» **Excerpted records**:
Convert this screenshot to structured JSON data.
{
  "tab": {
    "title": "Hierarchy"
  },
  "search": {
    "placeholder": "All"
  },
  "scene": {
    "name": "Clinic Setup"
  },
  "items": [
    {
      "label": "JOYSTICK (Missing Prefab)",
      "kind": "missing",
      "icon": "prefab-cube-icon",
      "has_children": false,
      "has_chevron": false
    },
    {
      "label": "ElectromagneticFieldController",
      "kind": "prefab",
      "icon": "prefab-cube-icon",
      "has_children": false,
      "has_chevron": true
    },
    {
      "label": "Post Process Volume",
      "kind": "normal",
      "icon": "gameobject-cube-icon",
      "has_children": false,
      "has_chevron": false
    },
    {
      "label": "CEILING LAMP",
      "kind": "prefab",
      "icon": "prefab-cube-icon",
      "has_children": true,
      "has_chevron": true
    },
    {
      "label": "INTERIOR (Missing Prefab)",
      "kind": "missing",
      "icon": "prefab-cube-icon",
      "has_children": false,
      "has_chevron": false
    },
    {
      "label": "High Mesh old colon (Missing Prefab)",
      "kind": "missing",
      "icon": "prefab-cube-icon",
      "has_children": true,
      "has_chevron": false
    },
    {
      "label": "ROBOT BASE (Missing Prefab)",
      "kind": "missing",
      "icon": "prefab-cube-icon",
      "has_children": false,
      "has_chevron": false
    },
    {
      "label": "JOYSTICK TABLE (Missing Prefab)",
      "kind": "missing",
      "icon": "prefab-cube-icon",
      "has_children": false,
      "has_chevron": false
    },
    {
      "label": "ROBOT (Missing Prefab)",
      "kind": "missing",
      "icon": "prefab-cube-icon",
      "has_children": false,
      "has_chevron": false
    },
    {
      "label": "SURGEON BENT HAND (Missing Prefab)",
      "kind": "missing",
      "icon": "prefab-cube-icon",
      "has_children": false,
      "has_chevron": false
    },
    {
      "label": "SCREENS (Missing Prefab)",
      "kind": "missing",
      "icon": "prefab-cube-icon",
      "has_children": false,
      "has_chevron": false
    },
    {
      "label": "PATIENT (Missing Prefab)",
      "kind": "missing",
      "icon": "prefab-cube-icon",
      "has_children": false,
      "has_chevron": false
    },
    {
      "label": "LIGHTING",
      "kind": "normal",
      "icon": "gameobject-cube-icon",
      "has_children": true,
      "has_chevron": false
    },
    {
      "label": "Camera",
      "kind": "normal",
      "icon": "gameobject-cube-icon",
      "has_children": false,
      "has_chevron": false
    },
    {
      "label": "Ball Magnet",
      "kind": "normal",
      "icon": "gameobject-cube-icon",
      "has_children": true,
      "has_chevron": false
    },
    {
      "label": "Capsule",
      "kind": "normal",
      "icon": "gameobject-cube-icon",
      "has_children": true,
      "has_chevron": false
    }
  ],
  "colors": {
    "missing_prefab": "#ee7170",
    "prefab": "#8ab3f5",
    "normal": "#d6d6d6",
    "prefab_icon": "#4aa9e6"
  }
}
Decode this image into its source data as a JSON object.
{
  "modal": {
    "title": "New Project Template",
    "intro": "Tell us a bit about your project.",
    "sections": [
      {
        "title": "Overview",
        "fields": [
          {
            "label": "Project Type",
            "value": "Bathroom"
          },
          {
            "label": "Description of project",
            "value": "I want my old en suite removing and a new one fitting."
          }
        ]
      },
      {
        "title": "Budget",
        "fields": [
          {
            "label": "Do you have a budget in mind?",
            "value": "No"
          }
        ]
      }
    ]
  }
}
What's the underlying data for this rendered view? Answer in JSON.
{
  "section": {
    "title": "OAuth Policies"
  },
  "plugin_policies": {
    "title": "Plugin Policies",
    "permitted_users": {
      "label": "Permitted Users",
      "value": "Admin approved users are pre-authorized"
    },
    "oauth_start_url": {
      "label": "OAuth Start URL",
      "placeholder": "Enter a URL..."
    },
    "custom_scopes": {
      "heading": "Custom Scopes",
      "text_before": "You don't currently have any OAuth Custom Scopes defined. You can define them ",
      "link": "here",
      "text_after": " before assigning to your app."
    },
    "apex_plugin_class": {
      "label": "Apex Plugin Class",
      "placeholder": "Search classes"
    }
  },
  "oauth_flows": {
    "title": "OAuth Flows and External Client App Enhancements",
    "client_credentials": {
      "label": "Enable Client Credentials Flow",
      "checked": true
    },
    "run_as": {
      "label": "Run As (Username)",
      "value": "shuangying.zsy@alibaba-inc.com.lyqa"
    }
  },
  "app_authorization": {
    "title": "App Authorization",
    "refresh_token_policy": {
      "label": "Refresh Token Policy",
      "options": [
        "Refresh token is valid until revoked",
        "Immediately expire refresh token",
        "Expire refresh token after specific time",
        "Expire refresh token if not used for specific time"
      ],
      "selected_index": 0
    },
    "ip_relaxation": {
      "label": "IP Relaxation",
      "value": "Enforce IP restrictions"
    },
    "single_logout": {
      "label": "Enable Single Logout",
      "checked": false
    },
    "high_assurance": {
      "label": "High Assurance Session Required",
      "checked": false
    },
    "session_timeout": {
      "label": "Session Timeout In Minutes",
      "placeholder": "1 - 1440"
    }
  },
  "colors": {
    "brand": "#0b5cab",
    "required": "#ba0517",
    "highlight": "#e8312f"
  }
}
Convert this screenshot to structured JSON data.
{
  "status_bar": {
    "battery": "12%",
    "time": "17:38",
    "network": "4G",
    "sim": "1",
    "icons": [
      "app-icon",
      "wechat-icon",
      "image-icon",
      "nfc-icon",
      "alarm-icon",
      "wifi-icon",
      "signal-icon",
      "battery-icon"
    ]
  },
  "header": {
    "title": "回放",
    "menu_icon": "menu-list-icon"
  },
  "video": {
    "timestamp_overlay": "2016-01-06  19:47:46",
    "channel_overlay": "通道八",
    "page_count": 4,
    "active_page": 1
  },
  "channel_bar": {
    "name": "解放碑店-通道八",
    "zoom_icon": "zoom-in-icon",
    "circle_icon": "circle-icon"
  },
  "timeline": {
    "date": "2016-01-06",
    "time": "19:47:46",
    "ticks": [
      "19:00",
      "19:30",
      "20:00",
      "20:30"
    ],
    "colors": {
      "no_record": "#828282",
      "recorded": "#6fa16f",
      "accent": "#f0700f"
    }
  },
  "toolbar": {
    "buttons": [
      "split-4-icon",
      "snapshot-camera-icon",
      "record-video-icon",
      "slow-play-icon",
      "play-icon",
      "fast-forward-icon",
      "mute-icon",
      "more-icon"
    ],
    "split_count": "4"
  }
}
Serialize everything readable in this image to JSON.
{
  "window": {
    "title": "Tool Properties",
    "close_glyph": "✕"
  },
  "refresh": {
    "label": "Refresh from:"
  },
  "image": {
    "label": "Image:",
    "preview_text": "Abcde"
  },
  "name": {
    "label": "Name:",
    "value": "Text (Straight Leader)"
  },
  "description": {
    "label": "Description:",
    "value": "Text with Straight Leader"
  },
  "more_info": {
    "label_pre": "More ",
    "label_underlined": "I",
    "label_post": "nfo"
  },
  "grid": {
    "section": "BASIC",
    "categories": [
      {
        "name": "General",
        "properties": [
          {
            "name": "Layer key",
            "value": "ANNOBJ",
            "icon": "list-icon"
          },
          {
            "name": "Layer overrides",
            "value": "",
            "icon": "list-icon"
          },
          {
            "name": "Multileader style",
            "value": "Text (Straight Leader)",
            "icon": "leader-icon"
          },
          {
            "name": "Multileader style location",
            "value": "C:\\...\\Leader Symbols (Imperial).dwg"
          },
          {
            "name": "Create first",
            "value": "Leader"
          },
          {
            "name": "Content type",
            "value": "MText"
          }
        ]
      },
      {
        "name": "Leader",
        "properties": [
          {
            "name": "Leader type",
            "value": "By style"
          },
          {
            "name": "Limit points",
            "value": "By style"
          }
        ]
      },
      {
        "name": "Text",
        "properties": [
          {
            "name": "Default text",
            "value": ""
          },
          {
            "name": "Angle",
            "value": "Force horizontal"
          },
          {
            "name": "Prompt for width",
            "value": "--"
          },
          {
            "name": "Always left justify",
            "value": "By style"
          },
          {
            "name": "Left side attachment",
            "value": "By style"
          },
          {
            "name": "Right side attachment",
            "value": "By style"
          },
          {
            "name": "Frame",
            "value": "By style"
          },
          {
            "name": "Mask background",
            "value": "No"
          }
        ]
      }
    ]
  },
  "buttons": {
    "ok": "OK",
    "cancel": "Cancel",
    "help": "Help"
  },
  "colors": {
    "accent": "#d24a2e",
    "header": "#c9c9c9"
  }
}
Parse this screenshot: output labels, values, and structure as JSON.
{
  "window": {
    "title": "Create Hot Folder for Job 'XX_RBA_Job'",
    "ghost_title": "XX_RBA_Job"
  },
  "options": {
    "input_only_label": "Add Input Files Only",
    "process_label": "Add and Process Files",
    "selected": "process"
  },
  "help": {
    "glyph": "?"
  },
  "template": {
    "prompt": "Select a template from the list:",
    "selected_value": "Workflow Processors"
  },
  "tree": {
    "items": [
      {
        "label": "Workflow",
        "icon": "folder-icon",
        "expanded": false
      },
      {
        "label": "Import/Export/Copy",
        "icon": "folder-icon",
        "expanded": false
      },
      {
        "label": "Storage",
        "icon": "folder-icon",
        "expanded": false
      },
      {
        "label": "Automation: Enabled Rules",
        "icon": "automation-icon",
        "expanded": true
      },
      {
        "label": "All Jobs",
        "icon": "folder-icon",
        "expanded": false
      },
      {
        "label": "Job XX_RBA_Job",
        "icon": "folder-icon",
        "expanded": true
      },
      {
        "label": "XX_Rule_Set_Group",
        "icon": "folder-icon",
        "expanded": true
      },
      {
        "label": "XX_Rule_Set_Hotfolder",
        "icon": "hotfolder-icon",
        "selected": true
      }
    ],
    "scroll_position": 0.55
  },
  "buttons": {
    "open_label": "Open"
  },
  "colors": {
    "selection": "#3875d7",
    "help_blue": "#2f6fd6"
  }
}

» **Instructions for the task**: Which lines include "data"? Copy each of them out.

» **The response**:
Convert this screenshot to structured JSON data.
Decode this image into its source data as a JSON object.
What's the underlying data for this rendered view? Answer in JSON.
Convert this screenshot to structured JSON data.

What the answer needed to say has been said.